# AIM
Give back a single number, the count of lines containing the word "from".

BEGIN MATERIAL FOR THIS TASK

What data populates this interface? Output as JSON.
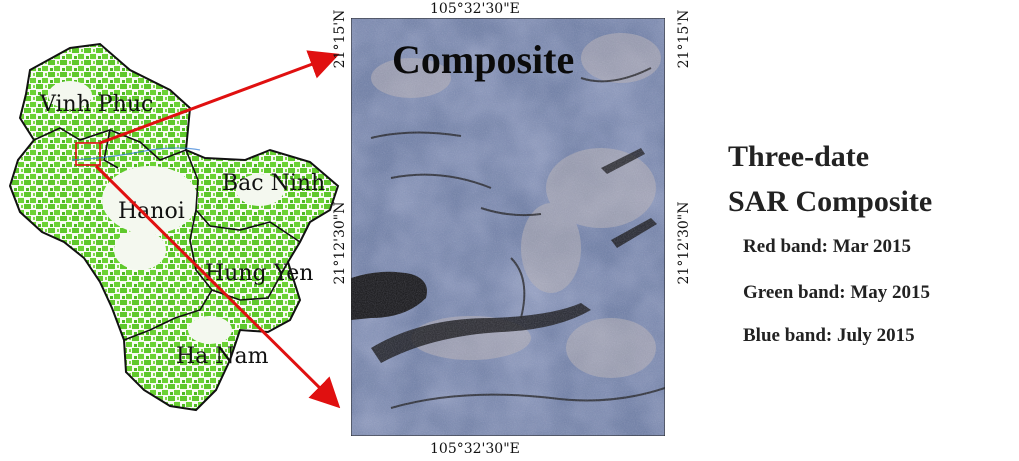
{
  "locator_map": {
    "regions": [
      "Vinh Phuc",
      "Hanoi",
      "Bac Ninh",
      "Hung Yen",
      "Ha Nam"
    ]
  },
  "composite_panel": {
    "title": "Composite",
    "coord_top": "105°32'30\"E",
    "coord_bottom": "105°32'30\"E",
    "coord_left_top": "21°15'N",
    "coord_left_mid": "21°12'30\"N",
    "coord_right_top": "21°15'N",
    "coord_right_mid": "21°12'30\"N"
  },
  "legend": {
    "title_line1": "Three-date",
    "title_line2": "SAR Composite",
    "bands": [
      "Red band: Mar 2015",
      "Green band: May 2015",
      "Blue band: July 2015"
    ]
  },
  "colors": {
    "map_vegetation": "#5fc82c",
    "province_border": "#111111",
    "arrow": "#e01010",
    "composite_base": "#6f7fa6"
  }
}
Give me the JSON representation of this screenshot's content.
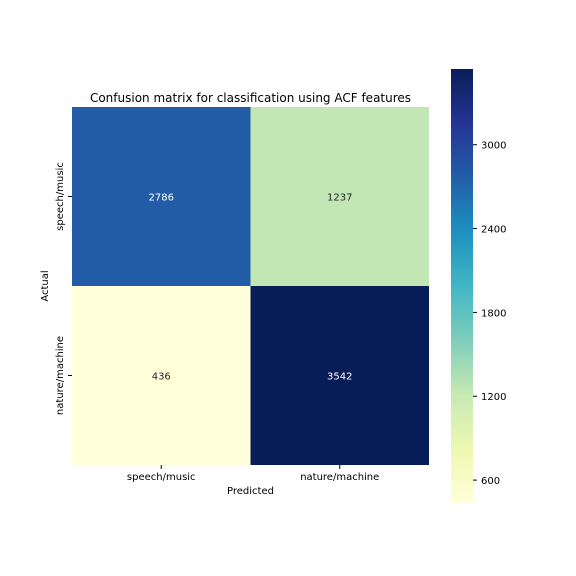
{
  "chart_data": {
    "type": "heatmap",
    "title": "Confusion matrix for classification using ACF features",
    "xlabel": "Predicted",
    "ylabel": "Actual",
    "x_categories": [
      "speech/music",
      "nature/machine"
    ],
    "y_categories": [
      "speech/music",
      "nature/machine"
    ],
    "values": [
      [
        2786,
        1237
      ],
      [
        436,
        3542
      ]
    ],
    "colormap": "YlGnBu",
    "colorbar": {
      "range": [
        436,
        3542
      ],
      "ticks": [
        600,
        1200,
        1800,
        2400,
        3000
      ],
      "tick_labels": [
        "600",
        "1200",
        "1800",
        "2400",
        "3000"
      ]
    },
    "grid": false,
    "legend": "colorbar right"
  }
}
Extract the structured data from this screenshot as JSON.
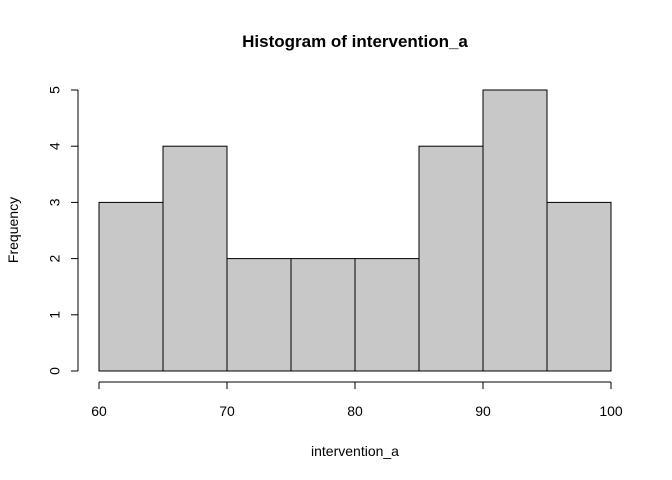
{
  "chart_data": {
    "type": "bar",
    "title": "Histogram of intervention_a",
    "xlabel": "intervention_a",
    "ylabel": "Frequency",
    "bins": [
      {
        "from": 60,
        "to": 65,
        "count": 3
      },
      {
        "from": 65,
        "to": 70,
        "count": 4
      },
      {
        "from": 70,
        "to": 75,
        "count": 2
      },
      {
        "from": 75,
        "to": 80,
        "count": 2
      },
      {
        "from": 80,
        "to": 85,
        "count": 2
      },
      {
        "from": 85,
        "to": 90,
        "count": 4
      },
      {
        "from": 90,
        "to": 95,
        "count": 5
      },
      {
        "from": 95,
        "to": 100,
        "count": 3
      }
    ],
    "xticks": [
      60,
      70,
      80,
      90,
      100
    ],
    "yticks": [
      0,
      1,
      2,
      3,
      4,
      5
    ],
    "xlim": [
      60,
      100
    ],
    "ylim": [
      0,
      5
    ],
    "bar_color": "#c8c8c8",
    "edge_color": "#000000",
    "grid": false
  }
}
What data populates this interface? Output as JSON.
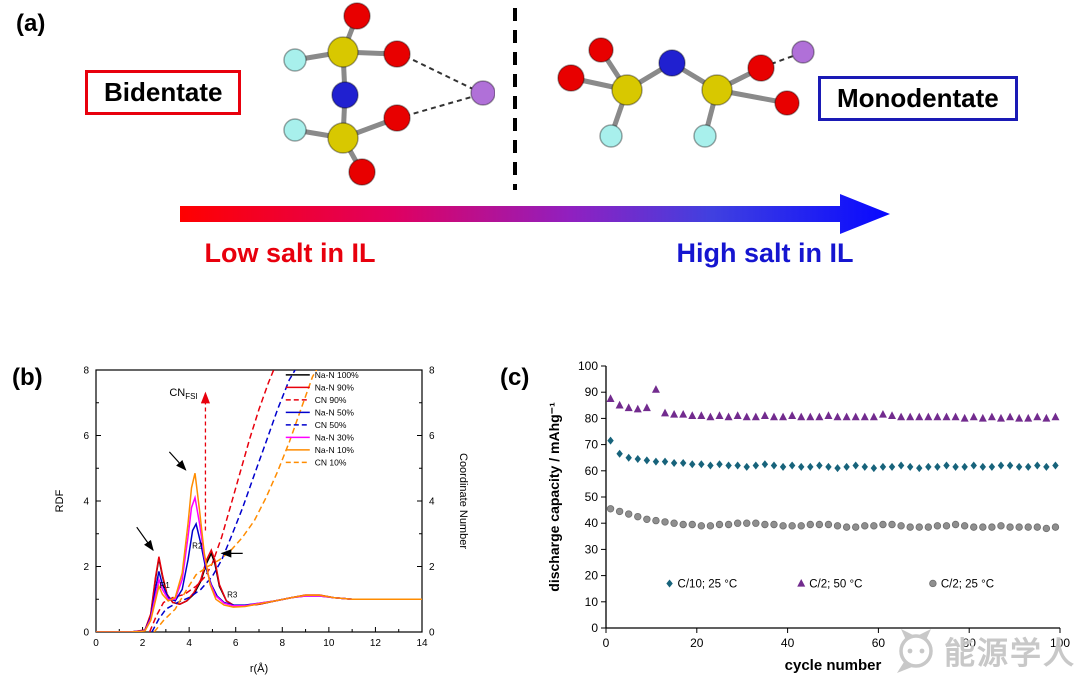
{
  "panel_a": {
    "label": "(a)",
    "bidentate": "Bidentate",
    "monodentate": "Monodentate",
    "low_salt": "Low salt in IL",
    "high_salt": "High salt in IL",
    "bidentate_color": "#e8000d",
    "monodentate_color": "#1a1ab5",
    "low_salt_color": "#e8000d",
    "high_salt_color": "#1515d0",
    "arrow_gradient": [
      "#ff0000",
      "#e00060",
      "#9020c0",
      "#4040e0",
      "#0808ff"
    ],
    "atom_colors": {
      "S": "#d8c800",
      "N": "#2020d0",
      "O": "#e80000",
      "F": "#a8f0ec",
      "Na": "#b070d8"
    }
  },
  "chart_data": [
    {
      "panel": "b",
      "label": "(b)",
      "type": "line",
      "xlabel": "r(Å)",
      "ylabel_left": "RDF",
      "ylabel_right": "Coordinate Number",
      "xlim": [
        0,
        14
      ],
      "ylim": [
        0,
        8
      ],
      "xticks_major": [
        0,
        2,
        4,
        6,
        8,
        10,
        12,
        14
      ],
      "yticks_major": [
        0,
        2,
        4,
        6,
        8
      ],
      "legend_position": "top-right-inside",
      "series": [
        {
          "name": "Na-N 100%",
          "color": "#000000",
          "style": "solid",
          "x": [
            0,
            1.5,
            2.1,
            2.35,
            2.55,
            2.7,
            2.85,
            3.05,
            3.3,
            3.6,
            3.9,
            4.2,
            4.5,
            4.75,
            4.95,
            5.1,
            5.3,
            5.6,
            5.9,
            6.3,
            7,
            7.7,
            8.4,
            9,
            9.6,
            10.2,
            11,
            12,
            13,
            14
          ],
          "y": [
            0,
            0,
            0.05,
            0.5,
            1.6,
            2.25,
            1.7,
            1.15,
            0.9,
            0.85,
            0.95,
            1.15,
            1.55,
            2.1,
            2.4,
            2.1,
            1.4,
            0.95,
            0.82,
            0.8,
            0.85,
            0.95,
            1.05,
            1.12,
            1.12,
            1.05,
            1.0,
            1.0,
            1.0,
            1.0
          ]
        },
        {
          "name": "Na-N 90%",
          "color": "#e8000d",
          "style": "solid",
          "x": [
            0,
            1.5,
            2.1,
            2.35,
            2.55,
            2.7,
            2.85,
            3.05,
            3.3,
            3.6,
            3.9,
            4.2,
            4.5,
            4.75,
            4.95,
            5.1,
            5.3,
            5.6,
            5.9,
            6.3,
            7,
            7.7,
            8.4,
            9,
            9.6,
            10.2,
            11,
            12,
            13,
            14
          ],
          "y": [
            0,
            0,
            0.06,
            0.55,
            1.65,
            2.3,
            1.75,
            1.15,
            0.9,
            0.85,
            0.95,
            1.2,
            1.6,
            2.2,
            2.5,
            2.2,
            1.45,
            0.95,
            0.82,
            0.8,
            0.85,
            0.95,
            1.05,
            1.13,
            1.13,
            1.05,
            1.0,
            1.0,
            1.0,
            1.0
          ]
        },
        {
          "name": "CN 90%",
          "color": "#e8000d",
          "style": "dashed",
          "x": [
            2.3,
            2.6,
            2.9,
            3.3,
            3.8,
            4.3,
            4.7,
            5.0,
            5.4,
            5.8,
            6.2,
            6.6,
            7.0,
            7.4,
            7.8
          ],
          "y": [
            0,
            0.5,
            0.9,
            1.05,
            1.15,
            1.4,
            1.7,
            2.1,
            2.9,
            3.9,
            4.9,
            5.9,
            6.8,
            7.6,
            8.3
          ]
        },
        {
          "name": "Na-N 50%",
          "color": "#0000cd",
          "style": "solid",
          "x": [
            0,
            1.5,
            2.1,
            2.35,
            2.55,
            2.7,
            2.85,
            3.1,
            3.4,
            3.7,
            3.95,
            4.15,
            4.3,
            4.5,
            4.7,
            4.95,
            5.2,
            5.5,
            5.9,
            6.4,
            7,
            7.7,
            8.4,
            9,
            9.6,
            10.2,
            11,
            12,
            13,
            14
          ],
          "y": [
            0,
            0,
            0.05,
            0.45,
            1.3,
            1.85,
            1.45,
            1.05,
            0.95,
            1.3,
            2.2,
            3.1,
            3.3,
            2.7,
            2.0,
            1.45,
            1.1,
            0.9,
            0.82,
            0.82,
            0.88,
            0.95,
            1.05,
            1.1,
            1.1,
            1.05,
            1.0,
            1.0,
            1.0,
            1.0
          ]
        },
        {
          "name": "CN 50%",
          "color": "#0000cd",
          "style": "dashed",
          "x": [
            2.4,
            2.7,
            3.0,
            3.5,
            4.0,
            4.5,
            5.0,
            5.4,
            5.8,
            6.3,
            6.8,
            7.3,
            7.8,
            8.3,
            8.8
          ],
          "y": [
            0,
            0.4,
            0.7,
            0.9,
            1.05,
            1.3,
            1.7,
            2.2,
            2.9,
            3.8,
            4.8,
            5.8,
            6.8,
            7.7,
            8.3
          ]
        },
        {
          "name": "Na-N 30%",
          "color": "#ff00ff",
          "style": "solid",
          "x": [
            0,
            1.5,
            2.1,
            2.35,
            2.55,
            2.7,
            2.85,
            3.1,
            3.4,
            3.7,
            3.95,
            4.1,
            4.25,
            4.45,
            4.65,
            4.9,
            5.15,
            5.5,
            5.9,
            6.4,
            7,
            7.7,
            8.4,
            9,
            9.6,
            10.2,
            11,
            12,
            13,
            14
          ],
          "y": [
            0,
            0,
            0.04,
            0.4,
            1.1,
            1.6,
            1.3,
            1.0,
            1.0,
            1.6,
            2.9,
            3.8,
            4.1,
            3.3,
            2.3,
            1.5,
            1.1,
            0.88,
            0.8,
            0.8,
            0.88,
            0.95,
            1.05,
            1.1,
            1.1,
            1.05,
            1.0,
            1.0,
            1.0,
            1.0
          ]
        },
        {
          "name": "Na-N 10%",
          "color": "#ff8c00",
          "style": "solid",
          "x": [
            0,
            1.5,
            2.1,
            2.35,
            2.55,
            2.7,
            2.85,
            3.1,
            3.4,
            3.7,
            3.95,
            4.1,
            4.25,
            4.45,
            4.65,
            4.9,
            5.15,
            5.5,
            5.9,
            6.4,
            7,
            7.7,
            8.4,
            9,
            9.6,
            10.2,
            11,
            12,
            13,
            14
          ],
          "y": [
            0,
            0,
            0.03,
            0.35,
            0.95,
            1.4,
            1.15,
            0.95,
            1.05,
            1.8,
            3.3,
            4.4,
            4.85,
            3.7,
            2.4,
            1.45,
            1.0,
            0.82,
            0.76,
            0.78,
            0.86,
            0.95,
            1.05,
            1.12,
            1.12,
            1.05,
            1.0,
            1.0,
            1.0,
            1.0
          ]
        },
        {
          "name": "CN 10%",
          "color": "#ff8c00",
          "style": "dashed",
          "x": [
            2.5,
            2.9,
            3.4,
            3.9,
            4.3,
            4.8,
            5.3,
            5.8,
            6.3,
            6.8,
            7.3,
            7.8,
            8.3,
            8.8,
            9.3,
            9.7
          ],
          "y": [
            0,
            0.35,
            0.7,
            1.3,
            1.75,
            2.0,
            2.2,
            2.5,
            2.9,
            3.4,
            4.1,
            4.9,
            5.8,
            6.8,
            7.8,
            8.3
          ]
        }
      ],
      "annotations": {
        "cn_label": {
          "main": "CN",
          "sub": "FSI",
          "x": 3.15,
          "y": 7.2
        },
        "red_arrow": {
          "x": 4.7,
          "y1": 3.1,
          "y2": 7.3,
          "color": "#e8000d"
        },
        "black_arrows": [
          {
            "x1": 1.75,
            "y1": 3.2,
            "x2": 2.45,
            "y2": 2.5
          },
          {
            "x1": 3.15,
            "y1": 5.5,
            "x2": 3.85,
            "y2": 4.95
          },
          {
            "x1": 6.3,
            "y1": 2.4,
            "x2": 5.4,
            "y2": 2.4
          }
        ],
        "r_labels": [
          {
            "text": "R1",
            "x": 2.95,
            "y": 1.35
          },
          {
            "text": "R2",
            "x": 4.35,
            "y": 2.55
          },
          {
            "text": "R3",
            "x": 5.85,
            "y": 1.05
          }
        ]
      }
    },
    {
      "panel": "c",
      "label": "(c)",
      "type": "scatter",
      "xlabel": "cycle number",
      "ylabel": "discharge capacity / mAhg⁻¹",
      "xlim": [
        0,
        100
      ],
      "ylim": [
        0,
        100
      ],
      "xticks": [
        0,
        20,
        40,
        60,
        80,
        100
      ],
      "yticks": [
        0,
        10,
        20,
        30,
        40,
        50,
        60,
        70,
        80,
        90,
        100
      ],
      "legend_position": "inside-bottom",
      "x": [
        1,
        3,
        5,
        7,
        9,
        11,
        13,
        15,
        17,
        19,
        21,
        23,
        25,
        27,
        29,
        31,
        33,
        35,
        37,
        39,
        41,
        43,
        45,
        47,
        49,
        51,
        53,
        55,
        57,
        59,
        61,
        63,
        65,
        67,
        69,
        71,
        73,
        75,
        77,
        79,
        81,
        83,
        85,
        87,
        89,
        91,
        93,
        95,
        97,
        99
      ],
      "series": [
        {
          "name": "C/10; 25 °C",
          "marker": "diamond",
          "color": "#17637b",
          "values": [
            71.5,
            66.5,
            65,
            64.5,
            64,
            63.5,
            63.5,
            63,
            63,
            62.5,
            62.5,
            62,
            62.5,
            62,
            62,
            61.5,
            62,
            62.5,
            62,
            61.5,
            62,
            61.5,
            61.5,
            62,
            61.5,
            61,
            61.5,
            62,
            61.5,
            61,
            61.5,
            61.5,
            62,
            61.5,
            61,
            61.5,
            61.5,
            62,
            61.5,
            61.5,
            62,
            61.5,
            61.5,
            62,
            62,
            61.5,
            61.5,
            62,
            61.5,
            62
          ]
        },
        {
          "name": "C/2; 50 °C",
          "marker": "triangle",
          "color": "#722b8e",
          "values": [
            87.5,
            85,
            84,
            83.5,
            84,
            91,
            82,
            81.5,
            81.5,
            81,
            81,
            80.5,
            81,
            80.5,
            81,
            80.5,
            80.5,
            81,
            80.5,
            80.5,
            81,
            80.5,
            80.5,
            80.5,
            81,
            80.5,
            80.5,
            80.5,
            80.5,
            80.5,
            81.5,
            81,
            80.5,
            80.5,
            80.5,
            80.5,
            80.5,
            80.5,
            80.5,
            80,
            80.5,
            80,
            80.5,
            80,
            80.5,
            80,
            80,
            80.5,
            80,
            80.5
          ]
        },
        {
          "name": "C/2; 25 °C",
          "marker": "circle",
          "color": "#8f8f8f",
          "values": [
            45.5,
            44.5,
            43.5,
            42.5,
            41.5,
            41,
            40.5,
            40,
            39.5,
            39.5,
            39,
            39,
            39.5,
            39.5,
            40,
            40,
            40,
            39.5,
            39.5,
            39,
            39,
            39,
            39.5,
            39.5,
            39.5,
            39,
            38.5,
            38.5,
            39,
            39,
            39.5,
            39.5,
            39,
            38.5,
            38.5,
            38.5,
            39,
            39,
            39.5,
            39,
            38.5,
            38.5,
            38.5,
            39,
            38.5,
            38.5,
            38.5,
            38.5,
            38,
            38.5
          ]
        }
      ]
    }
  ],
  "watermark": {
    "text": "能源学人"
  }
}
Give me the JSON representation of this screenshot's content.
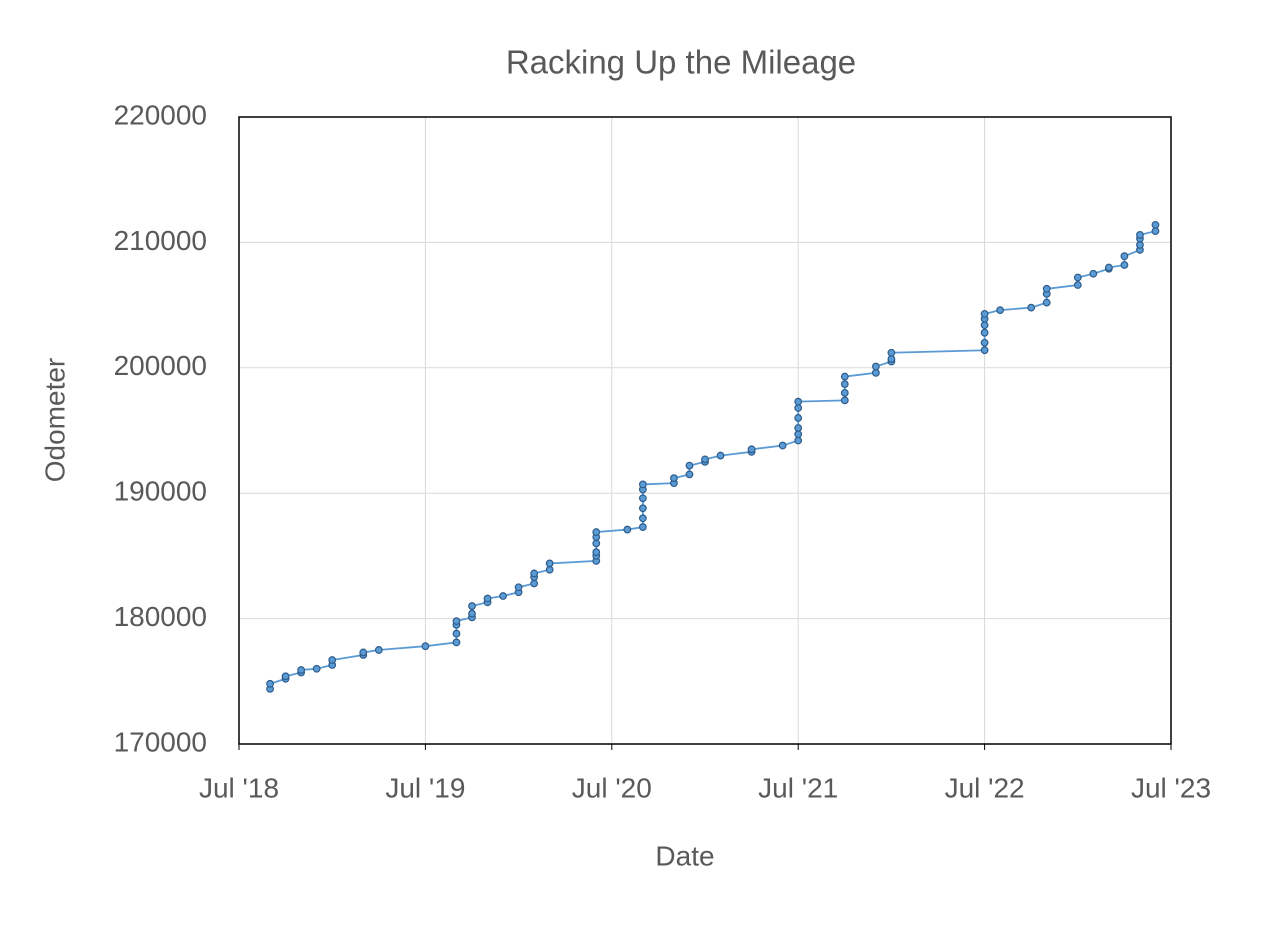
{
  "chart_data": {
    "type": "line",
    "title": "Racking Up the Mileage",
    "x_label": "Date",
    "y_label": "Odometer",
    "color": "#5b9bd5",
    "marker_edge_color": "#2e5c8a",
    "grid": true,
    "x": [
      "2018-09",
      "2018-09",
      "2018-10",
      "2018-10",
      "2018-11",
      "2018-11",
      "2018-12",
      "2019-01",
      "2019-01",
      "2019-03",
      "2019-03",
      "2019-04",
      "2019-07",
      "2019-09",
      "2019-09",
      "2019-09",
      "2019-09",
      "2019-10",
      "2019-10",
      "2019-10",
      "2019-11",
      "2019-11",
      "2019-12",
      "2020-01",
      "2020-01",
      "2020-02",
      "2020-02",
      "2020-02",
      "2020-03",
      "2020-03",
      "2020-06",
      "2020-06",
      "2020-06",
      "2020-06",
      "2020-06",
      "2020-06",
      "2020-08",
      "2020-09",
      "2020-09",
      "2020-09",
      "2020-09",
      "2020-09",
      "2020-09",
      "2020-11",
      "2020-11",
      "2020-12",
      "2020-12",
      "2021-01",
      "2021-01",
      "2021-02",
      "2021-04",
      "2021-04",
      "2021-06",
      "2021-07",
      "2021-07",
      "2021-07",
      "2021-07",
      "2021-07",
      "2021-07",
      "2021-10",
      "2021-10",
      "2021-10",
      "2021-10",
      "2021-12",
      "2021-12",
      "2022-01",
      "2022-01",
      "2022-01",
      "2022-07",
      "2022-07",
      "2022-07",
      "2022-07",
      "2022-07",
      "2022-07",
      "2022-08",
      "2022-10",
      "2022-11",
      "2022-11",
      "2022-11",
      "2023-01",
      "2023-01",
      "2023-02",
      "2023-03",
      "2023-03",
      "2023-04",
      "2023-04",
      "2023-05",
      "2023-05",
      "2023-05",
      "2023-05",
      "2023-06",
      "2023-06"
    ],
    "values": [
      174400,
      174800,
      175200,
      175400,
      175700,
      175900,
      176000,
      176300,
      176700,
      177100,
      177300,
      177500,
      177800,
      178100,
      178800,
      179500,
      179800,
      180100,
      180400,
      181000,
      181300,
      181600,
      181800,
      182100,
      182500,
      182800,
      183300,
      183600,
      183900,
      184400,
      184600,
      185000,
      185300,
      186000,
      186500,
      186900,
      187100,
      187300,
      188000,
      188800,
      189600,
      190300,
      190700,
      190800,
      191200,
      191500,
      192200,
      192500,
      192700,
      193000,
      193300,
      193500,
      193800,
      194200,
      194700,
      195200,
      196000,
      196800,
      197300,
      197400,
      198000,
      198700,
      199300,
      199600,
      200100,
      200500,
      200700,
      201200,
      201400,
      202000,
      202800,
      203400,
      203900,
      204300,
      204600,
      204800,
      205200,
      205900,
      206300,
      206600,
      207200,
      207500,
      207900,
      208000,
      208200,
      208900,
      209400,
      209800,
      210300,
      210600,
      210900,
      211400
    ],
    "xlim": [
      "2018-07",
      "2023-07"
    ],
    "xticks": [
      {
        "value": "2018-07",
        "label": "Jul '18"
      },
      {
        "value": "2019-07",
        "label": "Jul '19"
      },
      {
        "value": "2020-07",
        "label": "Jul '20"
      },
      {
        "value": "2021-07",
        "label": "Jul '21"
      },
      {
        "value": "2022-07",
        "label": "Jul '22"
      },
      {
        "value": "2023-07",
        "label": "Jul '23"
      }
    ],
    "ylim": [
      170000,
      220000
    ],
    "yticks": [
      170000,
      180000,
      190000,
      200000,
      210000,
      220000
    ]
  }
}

END MATERIAL FOR THIS TASK

# FINAL RESULT
9